> **Set problem**:
Answer these questions from the text on coalitions.
1. What three forms can an individual's power within a coalition take?
2. According to the empirical test, what did resistance from parties outside the coalition do to the bond among coalition members?
3. Who is the most powerful member in a coalition?

> **Page extract**:
Coalitions gain power because of the resources that their members control. One reflection of that power is the exclusivity of the coalition. The more people are attracted to joining the coalition and the fewer opportunities for joining, the more powerful it and its members are.
Coalitions are not simply about exclusivity. They exist because they have the potential to achieve the goals of their members. They might block a more powerful counterpart, or control critical resources (votes, dollars, solutions) to achieve a common goal (as is often the case in parliamentary forms of government).26
An individual’s power within a coalition can be strategic, normative, or relational.27 Strategic power is the classic form of power that emerges from the availability of alternative coalition partners; those who are invited to join alternative coalitions are perceived as more powerful by their colleagues. Normative power is based on what parties consider just or fair mechanisms to allocate the resources the coalition can command. Normative power also can serve a strategic function because the party that proposes the principle of what constitutes a fair distribution often proposes an allocation norm that favors their particular interests. Finally, relationship-based power comes from the compatibility of preferences among coalition members. Parties who see each other as having compatible interests, values, or preferences are likely to maintain a relationship over time that can influence or block other possible coalitions.
In an empirical test, relationship power was most effective for negotiators seeking to be included in final deals and to claim more value, as it affected both the formation and stability of coalitions. Resistance from parties outside the coalition tended to strengthen the bond among the coalition members, making it more likely for them to continue to identify and cooperate with each other and to compete with the non–coalition members. Therefore, when coalitions initially formed because of relationship power, they were likely to be broadly effective, influencing even those issues for which the coalition members did not have compatible preferences. In essence, this sort of power lowered uncertainty about future exclusion.
Strategic Considerations That Enhance Effective Coalitions
Research on teams has demonstrated the importance of the “first advocacy effect,” which is vital to understand when confronting a team negotiation. A form of anchoring, this effect occurs when an early position is offered by a team member on a contentious issue. In hearing this early position statement, undecided team members are influenced in the direction of the position. Those who hold opposing positions, speaking later, must not only make their arguments but also neutralize the influence of this early advocate. This makes their task more difficult. In much the same way, motivated negotiators who see the benefit of a coalitional strategy are more likely to found a coalition the earlier they identify their potential partners and begin to secure their commitment. Once that initial tie is secured, then both members of this coalition can identify and enlist additional members until the necessary size or level of influence is achieved. The strategic lesson is to meet early and often with potential coalition partners, to identify valuable partners—and begin building a strong coalition—as soon as possible.
The most powerful member in a coalition is the marginal member of the winning coalition—that is, the person whose participation expands the coalition to a size that allows it to achieve its goals. Consider the power of the small political party, in coalition governments, that with its few seats, brings the not-quite-majority party to the necessary 50 percent to allow it to govern. In these political contexts, it is clear that this minority party can extract considerable resources for its alignment relative to the number of voters it might represent.

> **Records supplied**:
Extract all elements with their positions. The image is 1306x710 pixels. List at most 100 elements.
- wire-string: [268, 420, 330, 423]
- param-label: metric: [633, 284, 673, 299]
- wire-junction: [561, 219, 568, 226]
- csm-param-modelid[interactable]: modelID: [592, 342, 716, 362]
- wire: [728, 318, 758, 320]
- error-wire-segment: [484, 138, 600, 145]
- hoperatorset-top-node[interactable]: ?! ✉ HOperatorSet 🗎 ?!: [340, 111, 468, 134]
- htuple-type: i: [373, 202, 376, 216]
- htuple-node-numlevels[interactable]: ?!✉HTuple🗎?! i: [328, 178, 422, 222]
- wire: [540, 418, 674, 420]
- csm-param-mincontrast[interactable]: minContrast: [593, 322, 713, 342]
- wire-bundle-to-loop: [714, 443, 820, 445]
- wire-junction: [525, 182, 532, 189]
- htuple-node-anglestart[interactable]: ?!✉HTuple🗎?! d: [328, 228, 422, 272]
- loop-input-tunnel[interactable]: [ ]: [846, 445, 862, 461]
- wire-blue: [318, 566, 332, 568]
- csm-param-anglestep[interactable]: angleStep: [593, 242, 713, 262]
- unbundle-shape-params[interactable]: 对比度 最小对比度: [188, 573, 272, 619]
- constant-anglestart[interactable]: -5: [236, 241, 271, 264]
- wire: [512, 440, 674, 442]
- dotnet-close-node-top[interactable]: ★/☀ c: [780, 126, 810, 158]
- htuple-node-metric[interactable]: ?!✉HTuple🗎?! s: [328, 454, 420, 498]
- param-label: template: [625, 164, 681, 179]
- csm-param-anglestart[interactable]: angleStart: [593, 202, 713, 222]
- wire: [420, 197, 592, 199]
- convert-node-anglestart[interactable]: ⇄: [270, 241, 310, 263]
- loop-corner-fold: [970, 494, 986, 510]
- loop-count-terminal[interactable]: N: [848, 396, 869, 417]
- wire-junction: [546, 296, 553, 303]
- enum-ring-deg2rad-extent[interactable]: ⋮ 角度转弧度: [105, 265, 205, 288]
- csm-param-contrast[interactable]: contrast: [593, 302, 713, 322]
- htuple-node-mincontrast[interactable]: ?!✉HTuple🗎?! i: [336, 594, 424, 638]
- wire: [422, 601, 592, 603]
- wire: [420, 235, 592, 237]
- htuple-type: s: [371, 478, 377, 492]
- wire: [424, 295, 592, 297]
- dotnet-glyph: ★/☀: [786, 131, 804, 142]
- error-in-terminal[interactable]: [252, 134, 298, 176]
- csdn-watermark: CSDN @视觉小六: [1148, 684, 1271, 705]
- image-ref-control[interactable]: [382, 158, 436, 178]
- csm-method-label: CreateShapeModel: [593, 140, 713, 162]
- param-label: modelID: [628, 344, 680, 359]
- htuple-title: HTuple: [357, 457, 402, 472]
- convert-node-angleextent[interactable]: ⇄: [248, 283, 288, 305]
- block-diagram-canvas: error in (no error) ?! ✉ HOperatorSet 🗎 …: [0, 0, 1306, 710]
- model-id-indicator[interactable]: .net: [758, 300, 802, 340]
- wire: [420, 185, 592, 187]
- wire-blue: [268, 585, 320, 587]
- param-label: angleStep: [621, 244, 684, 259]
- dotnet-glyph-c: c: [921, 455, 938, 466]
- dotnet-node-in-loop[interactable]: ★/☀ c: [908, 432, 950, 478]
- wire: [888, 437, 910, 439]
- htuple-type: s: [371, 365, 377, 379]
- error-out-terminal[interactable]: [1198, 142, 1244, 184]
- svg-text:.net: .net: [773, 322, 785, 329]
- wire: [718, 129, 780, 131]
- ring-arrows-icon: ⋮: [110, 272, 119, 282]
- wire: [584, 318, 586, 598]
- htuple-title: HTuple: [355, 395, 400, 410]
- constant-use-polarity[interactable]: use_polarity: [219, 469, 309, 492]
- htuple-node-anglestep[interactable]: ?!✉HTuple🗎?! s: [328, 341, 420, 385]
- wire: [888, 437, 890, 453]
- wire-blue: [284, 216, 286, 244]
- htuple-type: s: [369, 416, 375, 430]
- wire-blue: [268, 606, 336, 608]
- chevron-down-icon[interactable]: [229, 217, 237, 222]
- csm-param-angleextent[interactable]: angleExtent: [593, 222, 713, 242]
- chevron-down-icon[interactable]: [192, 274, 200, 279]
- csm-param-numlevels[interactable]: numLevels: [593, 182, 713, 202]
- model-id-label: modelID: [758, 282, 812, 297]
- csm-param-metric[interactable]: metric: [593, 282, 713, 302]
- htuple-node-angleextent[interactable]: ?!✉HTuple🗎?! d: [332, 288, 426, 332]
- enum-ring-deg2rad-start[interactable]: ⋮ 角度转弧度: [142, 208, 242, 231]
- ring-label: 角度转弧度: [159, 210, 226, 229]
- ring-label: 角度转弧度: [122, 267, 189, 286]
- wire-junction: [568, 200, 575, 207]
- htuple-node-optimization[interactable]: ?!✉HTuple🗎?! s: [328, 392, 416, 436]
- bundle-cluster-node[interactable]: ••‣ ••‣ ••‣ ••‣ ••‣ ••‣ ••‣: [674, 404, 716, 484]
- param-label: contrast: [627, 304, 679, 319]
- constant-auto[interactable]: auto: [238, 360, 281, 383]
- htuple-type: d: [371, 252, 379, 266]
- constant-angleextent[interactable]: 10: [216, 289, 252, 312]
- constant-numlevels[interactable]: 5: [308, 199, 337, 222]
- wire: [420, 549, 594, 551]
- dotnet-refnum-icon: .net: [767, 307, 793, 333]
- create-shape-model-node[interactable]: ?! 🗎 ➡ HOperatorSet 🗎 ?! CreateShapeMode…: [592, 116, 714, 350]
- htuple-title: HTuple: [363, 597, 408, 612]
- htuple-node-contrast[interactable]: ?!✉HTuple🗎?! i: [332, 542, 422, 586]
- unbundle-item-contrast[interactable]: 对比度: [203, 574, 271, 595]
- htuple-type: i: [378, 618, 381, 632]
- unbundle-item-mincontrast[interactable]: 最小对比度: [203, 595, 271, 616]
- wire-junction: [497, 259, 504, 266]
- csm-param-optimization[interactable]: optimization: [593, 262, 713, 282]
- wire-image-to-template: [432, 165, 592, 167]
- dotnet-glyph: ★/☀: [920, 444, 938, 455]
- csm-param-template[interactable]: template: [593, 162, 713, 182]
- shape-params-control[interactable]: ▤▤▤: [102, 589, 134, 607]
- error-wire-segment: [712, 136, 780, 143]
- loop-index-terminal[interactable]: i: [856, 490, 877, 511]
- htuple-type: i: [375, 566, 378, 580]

> **Answer to this exercise**:
1. Strategic, normative, or relational.
2. It tended to strengthen that bond.
3. The marginal member of the winning coalition, the person whose participation expands the coalition to a size that allows it to achieve its goals.